::: RECORDS SHOWN :::

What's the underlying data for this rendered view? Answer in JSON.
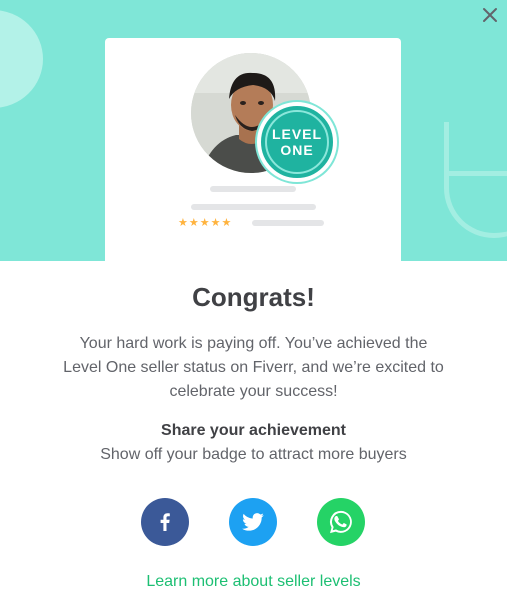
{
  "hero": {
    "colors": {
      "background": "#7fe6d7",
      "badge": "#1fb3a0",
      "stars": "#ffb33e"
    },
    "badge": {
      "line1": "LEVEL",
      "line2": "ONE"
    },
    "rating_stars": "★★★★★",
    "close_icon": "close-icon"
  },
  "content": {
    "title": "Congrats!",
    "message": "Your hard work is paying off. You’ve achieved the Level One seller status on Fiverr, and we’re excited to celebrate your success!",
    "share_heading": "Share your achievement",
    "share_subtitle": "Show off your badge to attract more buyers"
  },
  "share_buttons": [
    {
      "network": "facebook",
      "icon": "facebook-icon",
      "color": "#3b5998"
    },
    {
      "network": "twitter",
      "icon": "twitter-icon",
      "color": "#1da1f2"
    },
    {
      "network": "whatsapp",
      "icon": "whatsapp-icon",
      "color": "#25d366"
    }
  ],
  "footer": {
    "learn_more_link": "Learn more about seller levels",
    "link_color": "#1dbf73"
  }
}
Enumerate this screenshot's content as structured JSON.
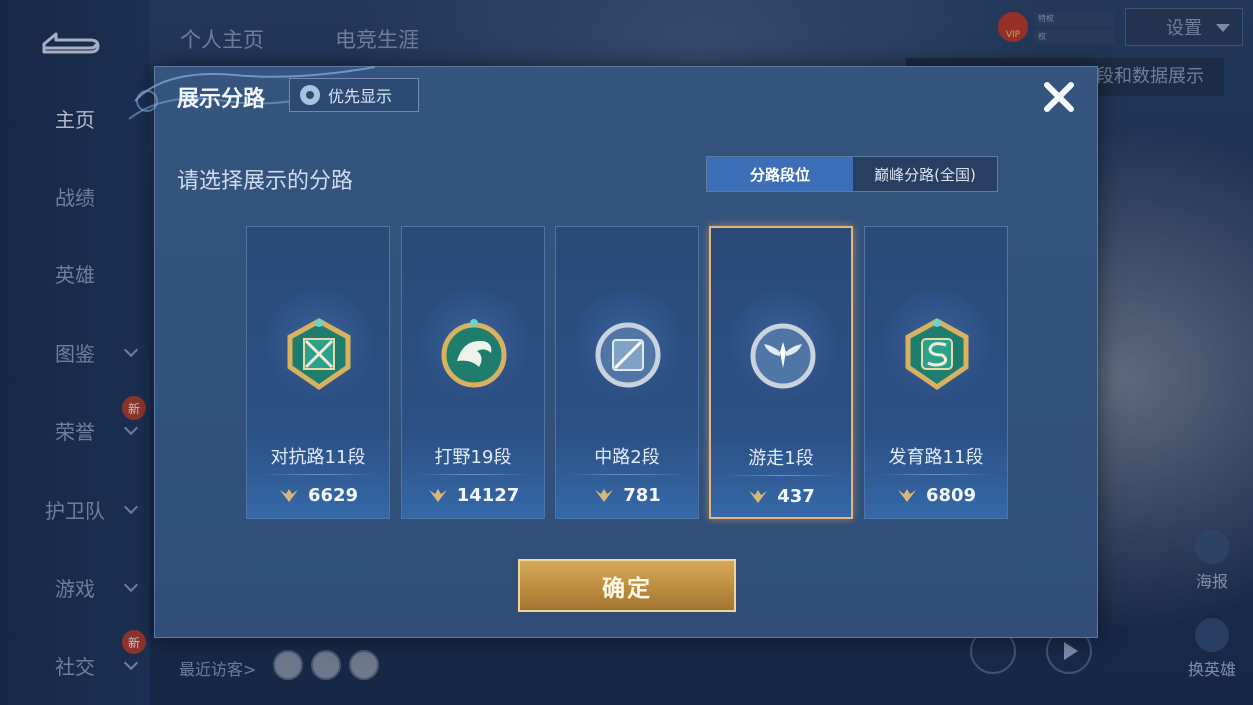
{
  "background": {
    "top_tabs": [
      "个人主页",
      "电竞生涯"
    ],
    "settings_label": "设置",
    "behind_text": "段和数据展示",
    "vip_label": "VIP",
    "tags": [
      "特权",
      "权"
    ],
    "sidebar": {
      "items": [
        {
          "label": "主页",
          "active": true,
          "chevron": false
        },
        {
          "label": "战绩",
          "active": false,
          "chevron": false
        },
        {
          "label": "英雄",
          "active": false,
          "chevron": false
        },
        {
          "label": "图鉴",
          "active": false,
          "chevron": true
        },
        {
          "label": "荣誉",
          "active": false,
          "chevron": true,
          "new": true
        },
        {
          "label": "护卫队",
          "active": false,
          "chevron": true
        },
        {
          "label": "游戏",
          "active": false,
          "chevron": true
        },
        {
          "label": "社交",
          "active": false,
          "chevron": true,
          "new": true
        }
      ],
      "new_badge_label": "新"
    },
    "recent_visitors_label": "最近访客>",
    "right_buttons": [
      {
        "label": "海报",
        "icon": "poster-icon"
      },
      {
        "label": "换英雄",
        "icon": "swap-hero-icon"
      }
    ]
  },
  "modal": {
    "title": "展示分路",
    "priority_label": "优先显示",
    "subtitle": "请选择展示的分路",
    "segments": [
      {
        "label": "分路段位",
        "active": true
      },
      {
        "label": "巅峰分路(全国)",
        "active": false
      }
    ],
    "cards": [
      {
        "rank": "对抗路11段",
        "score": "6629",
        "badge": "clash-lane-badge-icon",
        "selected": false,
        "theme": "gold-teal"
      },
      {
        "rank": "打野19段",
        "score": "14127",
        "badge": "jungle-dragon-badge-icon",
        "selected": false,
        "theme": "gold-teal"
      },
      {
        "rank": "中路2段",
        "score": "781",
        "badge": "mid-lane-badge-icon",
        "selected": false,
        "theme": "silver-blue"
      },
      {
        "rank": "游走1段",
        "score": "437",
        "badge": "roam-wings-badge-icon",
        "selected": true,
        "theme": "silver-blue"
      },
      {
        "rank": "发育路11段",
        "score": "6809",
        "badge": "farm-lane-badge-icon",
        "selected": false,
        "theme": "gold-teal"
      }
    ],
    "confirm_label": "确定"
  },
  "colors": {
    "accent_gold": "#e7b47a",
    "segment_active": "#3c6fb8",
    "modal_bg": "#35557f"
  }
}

:::

THE REQUEST: Quote everything in the listing above exactly; pictures are the only thing to omit.

EXERCISE SOLUTION:
What's the underlying data for this rendered view? Answer in JSON.
{
  "hero": {
    "colors": {
      "background": "#7fe6d7",
      "badge": "#1fb3a0",
      "stars": "#ffb33e"
    },
    "badge": {
      "line1": "LEVEL",
      "line2": "ONE"
    },
    "rating_stars": "★★★★★",
    "close_icon": "close-icon"
  },
  "content": {
    "title": "Congrats!",
    "message": "Your hard work is paying off. You’ve achieved the Level One seller status on Fiverr, and we’re excited to celebrate your success!",
    "share_heading": "Share your achievement",
    "share_subtitle": "Show off your badge to attract more buyers"
  },
  "share_buttons": [
    {
      "network": "facebook",
      "icon": "facebook-icon",
      "color": "#3b5998"
    },
    {
      "network": "twitter",
      "icon": "twitter-icon",
      "color": "#1da1f2"
    },
    {
      "network": "whatsapp",
      "icon": "whatsapp-icon",
      "color": "#25d366"
    }
  ],
  "footer": {
    "learn_more_link": "Learn more about seller levels",
    "link_color": "#1dbf73"
  }
}
Enumerate this screenshot's content as structured JSON.
{
  "background": {
    "top_tabs": [
      "个人主页",
      "电竞生涯"
    ],
    "settings_label": "设置",
    "behind_text": "段和数据展示",
    "vip_label": "VIP",
    "tags": [
      "特权",
      "权"
    ],
    "sidebar": {
      "items": [
        {
          "label": "主页",
          "active": true,
          "chevron": false
        },
        {
          "label": "战绩",
          "active": false,
          "chevron": false
        },
        {
          "label": "英雄",
          "active": false,
          "chevron": false
        },
        {
          "label": "图鉴",
          "active": false,
          "chevron": true
        },
        {
          "label": "荣誉",
          "active": false,
          "chevron": true,
          "new": true
        },
        {
          "label": "护卫队",
          "active": false,
          "chevron": true
        },
        {
          "label": "游戏",
          "active": false,
          "chevron": true
        },
        {
          "label": "社交",
          "active": false,
          "chevron": true,
          "new": true
        }
      ],
      "new_badge_label": "新"
    },
    "recent_visitors_label": "最近访客>",
    "right_buttons": [
      {
        "label": "海报",
        "icon": "poster-icon"
      },
      {
        "label": "换英雄",
        "icon": "swap-hero-icon"
      }
    ]
  },
  "modal": {
    "title": "展示分路",
    "priority_label": "优先显示",
    "subtitle": "请选择展示的分路",
    "segments": [
      {
        "label": "分路段位",
        "active": true
      },
      {
        "label": "巅峰分路(全国)",
        "active": false
      }
    ],
    "cards": [
      {
        "rank": "对抗路11段",
        "score": "6629",
        "badge": "clash-lane-badge-icon",
        "selected": false,
        "theme": "gold-teal"
      },
      {
        "rank": "打野19段",
        "score": "14127",
        "badge": "jungle-dragon-badge-icon",
        "selected": false,
        "theme": "gold-teal"
      },
      {
        "rank": "中路2段",
        "score": "781",
        "badge": "mid-lane-badge-icon",
        "selected": false,
        "theme": "silver-blue"
      },
      {
        "rank": "游走1段",
        "score": "437",
        "badge": "roam-wings-badge-icon",
        "selected": true,
        "theme": "silver-blue"
      },
      {
        "rank": "发育路11段",
        "score": "6809",
        "badge": "farm-lane-badge-icon",
        "selected": false,
        "theme": "gold-teal"
      }
    ],
    "confirm_label": "确定"
  },
  "colors": {
    "accent_gold": "#e7b47a",
    "segment_active": "#3c6fb8",
    "modal_bg": "#35557f"
  }
}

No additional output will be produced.